══ TASK INPUT

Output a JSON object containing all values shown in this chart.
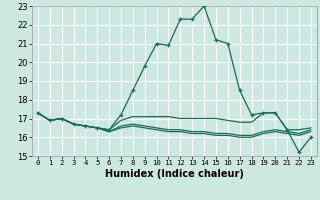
{
  "xlabel": "Humidex (Indice chaleur)",
  "bg_color": "#cce8e0",
  "grid_color": "#ffffff",
  "line_color": "#1a6b5a",
  "xlim": [
    -0.5,
    23.5
  ],
  "ylim": [
    15,
    23
  ],
  "yticks": [
    15,
    16,
    17,
    18,
    19,
    20,
    21,
    22,
    23
  ],
  "xticks": [
    0,
    1,
    2,
    3,
    4,
    5,
    6,
    7,
    8,
    9,
    10,
    11,
    12,
    13,
    14,
    15,
    16,
    17,
    18,
    19,
    20,
    21,
    22,
    23
  ],
  "curves": [
    {
      "x": [
        0,
        1,
        2,
        3,
        4,
        5,
        6,
        7,
        8,
        9,
        10,
        11,
        12,
        13,
        14,
        15,
        16,
        17,
        18,
        19,
        20,
        21,
        22,
        23
      ],
      "y": [
        17.3,
        16.9,
        17.0,
        16.7,
        16.6,
        16.5,
        16.4,
        17.2,
        18.5,
        19.8,
        21.0,
        20.9,
        22.3,
        22.3,
        23.0,
        21.2,
        21.0,
        18.5,
        17.2,
        17.3,
        17.3,
        16.4,
        15.2,
        16.0
      ],
      "marker": true
    },
    {
      "x": [
        0,
        1,
        2,
        3,
        4,
        5,
        6,
        7,
        8,
        9,
        10,
        11,
        12,
        13,
        14,
        15,
        16,
        17,
        18,
        19,
        20,
        21,
        22,
        23
      ],
      "y": [
        17.3,
        16.9,
        17.0,
        16.7,
        16.6,
        16.5,
        16.4,
        16.9,
        17.1,
        17.1,
        17.1,
        17.1,
        17.0,
        17.0,
        17.0,
        17.0,
        16.9,
        16.8,
        16.8,
        17.3,
        17.3,
        16.4,
        16.4,
        16.5
      ],
      "marker": false
    },
    {
      "x": [
        0,
        1,
        2,
        3,
        4,
        5,
        6,
        7,
        8,
        9,
        10,
        11,
        12,
        13,
        14,
        15,
        16,
        17,
        18,
        19,
        20,
        21,
        22,
        23
      ],
      "y": [
        17.3,
        16.9,
        17.0,
        16.7,
        16.6,
        16.5,
        16.3,
        16.6,
        16.7,
        16.6,
        16.5,
        16.4,
        16.4,
        16.3,
        16.3,
        16.2,
        16.2,
        16.1,
        16.1,
        16.3,
        16.4,
        16.3,
        16.2,
        16.4
      ],
      "marker": false
    },
    {
      "x": [
        0,
        1,
        2,
        3,
        4,
        5,
        6,
        7,
        8,
        9,
        10,
        11,
        12,
        13,
        14,
        15,
        16,
        17,
        18,
        19,
        20,
        21,
        22,
        23
      ],
      "y": [
        17.3,
        16.9,
        17.0,
        16.7,
        16.6,
        16.5,
        16.3,
        16.5,
        16.6,
        16.5,
        16.4,
        16.3,
        16.3,
        16.2,
        16.2,
        16.1,
        16.1,
        16.0,
        16.0,
        16.2,
        16.3,
        16.2,
        16.1,
        16.3
      ],
      "marker": false
    }
  ]
}
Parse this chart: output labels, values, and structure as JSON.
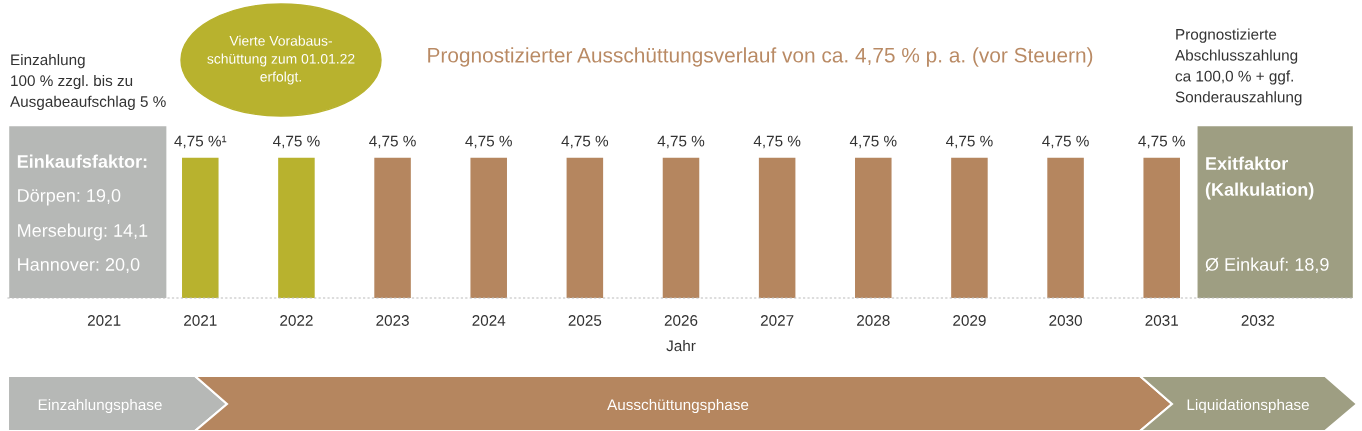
{
  "chart_data": {
    "type": "bar",
    "title": "Prognostizierter Ausschüttungsverlauf von ca. 4,75 % p. a. (vor Steuern)",
    "xlabel": "Jahr",
    "categories": [
      "2021",
      "2021",
      "2022",
      "2023",
      "2024",
      "2025",
      "2026",
      "2027",
      "2028",
      "2029",
      "2030",
      "2031",
      "2032"
    ],
    "values": [
      null,
      4.75,
      4.75,
      4.75,
      4.75,
      4.75,
      4.75,
      4.75,
      4.75,
      4.75,
      4.75,
      4.75,
      null
    ],
    "colors": [
      "#b6b8b6",
      "#b8b22e",
      "#b8b22e",
      "#b5865f",
      "#b5865f",
      "#b5865f",
      "#b5865f",
      "#b5865f",
      "#b5865f",
      "#b5865f",
      "#b5865f",
      "#b5865f",
      "#9e9e82"
    ],
    "value_labels": [
      null,
      "4,75 %¹",
      "4,75 %",
      "4,75 %",
      "4,75 %",
      "4,75 %",
      "4,75 %",
      "4,75 %",
      "4,75 %",
      "4,75 %",
      "4,75 %",
      "4,75 %",
      null
    ],
    "annotations": [
      "Einzahlung\n100 % zzgl. bis zu\nAusgabeaufschlag 5 %",
      "Vierte Vorabaus-\nschüttung zum 01.01.22\nerfolgt.",
      "Prognostizierte\nAbschlusszahlung\nca 100,0 % + ggf.\nSonderauszahlung",
      "Einkaufsfaktor:",
      "Dörpen: 19,0",
      "Merseburg: 14,1",
      "Hannover: 20,0",
      "Exitfaktor\n(Kalkulation)",
      "Ø Einkauf: 18,9",
      "Einzahlungsphase",
      "Ausschüttungsphase",
      "Liquidationsphase"
    ],
    "grid": false,
    "legend": false
  }
}
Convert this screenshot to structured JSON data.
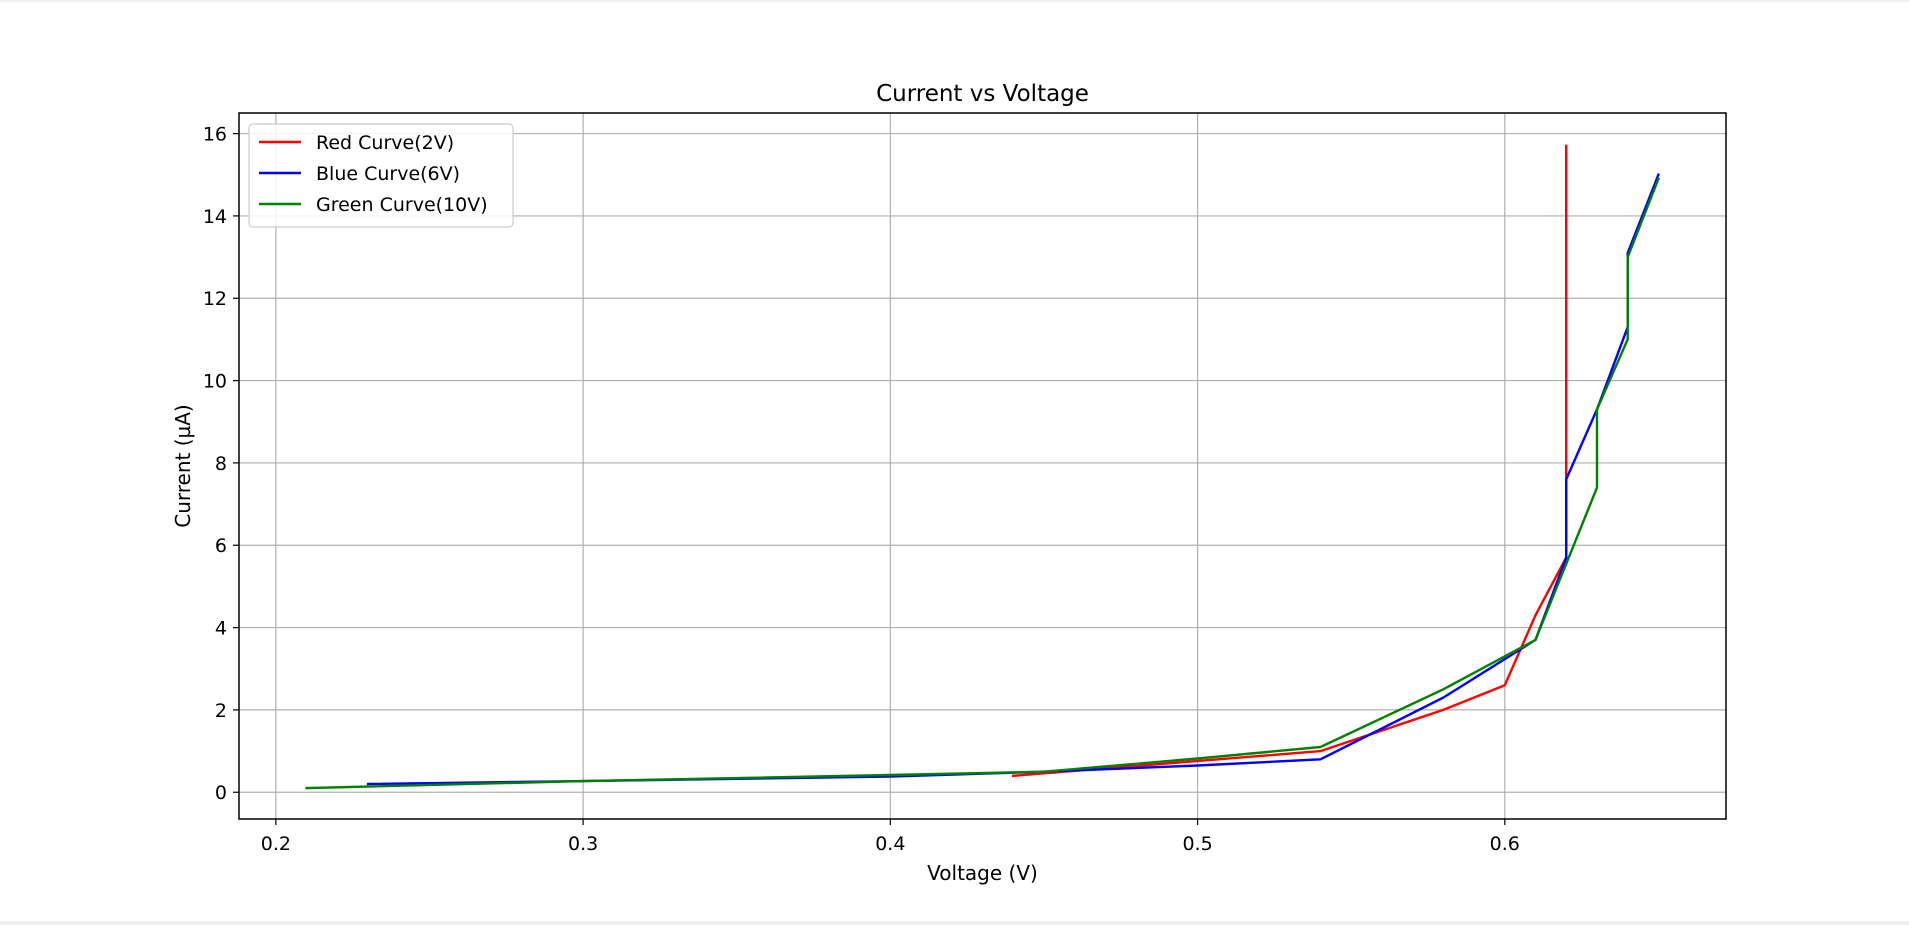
{
  "chart_data": {
    "type": "line",
    "title": "Current vs Voltage",
    "xlabel": "Voltage (V)",
    "ylabel": "Current (µA)",
    "xlim": [
      0.188,
      0.672
    ],
    "ylim": [
      -0.65,
      16.5
    ],
    "xticks": [
      0.2,
      0.3,
      0.4,
      0.5,
      0.6
    ],
    "xtick_labels": [
      "0.2",
      "0.3",
      "0.4",
      "0.5",
      "0.6"
    ],
    "yticks": [
      0,
      2,
      4,
      6,
      8,
      10,
      12,
      14,
      16
    ],
    "ytick_labels": [
      "0",
      "2",
      "4",
      "6",
      "8",
      "10",
      "12",
      "14",
      "16"
    ],
    "grid": true,
    "legend_position": "top-left",
    "series": [
      {
        "name": "Red Curve(2V)",
        "color": "#ff0000",
        "x": [
          0.44,
          0.54,
          0.58,
          0.6,
          0.61,
          0.62,
          0.62
        ],
        "y": [
          0.4,
          1.0,
          2.0,
          2.6,
          4.3,
          5.7,
          15.7
        ]
      },
      {
        "name": "Blue Curve(6V)",
        "color": "#0000ff",
        "x": [
          0.23,
          0.3,
          0.4,
          0.45,
          0.5,
          0.54,
          0.58,
          0.61,
          0.62,
          0.62,
          0.63,
          0.64,
          0.64,
          0.65
        ],
        "y": [
          0.2,
          0.27,
          0.38,
          0.5,
          0.65,
          0.8,
          2.3,
          3.7,
          5.7,
          7.6,
          9.3,
          11.3,
          13.1,
          15.0
        ]
      },
      {
        "name": "Green Curve(10V)",
        "color": "#008000",
        "x": [
          0.21,
          0.3,
          0.4,
          0.45,
          0.5,
          0.54,
          0.58,
          0.61,
          0.63,
          0.63,
          0.64,
          0.64,
          0.65
        ],
        "y": [
          0.1,
          0.27,
          0.42,
          0.5,
          0.82,
          1.1,
          2.5,
          3.7,
          7.4,
          9.3,
          11.0,
          13.0,
          14.9
        ]
      }
    ]
  }
}
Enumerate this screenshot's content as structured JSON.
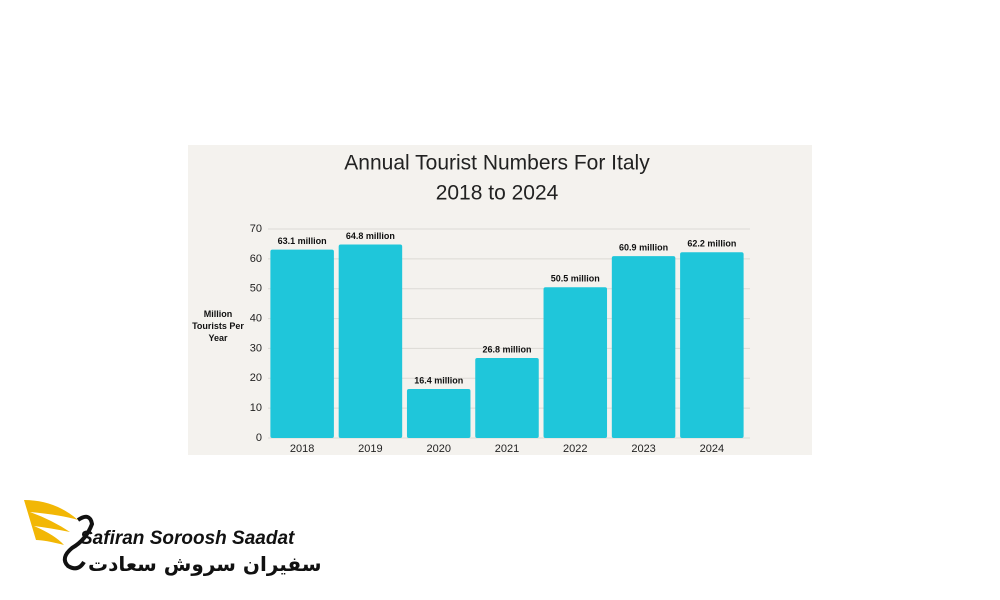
{
  "chart_data": {
    "type": "bar",
    "title": "Annual Tourist Numbers For Italy",
    "subtitle": "2018 to 2024",
    "y_label": "Million Tourists Per Year",
    "categories": [
      "2018",
      "2019",
      "2020",
      "2021",
      "2022",
      "2023",
      "2024"
    ],
    "values": [
      63.1,
      64.8,
      16.4,
      26.8,
      50.5,
      60.9,
      62.2
    ],
    "value_labels": [
      "63.1 million",
      "64.8 million",
      "16.4 million",
      "26.8 million",
      "50.5 million",
      "60.9 million",
      "62.2 million"
    ],
    "color": "#1fc6da",
    "ylim": [
      0,
      70
    ],
    "yticks": [
      0,
      10,
      20,
      30,
      40,
      50,
      60,
      70
    ],
    "grid": true
  },
  "logo": {
    "name": "Safiran Soroosh Saadat",
    "name_fa": "سفیران سروش سعادت"
  }
}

════

**TASK GOAL**
Within the entries above, report how many lines include "values", and keep the answer to the number.

**THE COMPLETED TASK**
4